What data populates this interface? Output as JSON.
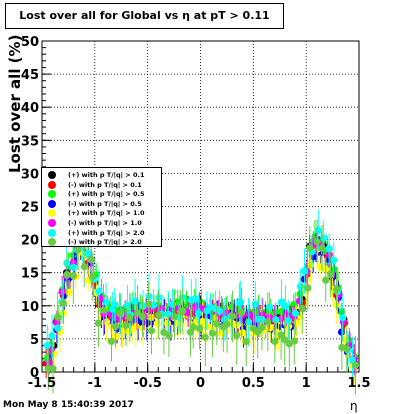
{
  "chart_data": {
    "type": "scatter",
    "title": "Lost over all for Global vs   η at pT > 0.11",
    "xlabel": "η",
    "ylabel": "Lost over all (%)",
    "xlim": [
      -1.5,
      1.5
    ],
    "ylim": [
      0,
      50
    ],
    "xticks": [
      "-1.5",
      "-1",
      "-0.5",
      "0",
      "0.5",
      "1",
      "1.5"
    ],
    "yticks": [
      "0",
      "5",
      "10",
      "15",
      "20",
      "25",
      "30",
      "35",
      "40",
      "45",
      "50"
    ],
    "grid": true,
    "legend_position": "left",
    "footer": "Mon May  8 15:40:39 2017",
    "series": [
      {
        "name": "(+) with p T/|q| > 0.1",
        "color": "#000000"
      },
      {
        "name": "(-) with p T/|q| > 0.1",
        "color": "#ff0000"
      },
      {
        "name": "(+) with p T/|q| > 0.5",
        "color": "#00ff00"
      },
      {
        "name": "(-) with p T/|q| > 0.5",
        "color": "#0000ff"
      },
      {
        "name": "(+) with p T/|q| > 1.0",
        "color": "#ffff00"
      },
      {
        "name": "(-) with p T/|q| > 1.0",
        "color": "#ff00ff"
      },
      {
        "name": "(+) with p T/|q| > 2.0",
        "color": "#00ffff"
      },
      {
        "name": "(-) with p T/|q| > 2.0",
        "color": "#66cc44"
      }
    ],
    "series_values": {
      "eta": [
        -1.45,
        -1.4,
        -1.35,
        -1.3,
        -1.25,
        -1.2,
        -1.15,
        -1.1,
        -1.05,
        -1.0,
        -0.95,
        -0.9,
        -0.85,
        -0.8,
        -0.75,
        -0.7,
        -0.65,
        -0.6,
        -0.55,
        -0.5,
        -0.45,
        -0.4,
        -0.35,
        -0.3,
        -0.25,
        -0.2,
        -0.15,
        -0.1,
        -0.05,
        0.0,
        0.05,
        0.1,
        0.15,
        0.2,
        0.25,
        0.3,
        0.35,
        0.4,
        0.45,
        0.5,
        0.55,
        0.6,
        0.65,
        0.7,
        0.75,
        0.8,
        0.85,
        0.9,
        0.95,
        1.0,
        1.05,
        1.1,
        1.15,
        1.2,
        1.25,
        1.3,
        1.35,
        1.4,
        1.45
      ],
      "base": [
        2,
        4,
        8,
        12,
        15,
        17,
        19,
        20,
        17,
        14,
        11,
        9,
        8.5,
        8.5,
        8.5,
        8.5,
        9,
        9,
        9,
        9.5,
        9.5,
        9.5,
        9.5,
        9.5,
        9.5,
        9.5,
        9.5,
        9.5,
        9.5,
        9.5,
        9.5,
        9,
        9,
        9,
        9,
        9,
        8.5,
        8.5,
        8.5,
        8.5,
        8.5,
        8.5,
        8.5,
        8.5,
        8.5,
        8.5,
        8.5,
        9,
        11,
        15,
        19,
        20,
        19,
        18,
        15,
        12,
        8,
        4,
        2
      ],
      "offsets": [
        0,
        -0.5,
        0.6,
        -1.2,
        -2.0,
        -0.2,
        0.3,
        -1.8
      ],
      "jitter": [
        0,
        0.3,
        0.6,
        1.0,
        1.2,
        0.5,
        1.8,
        2.6
      ]
    }
  }
}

---+---

Objective.
Sift the material for lines with the string "Lost". Copy each one found.

Task response.
    "title": "Lost over all for Global vs   η at pT > 0.11",
    "ylabel": "Lost over all (%)",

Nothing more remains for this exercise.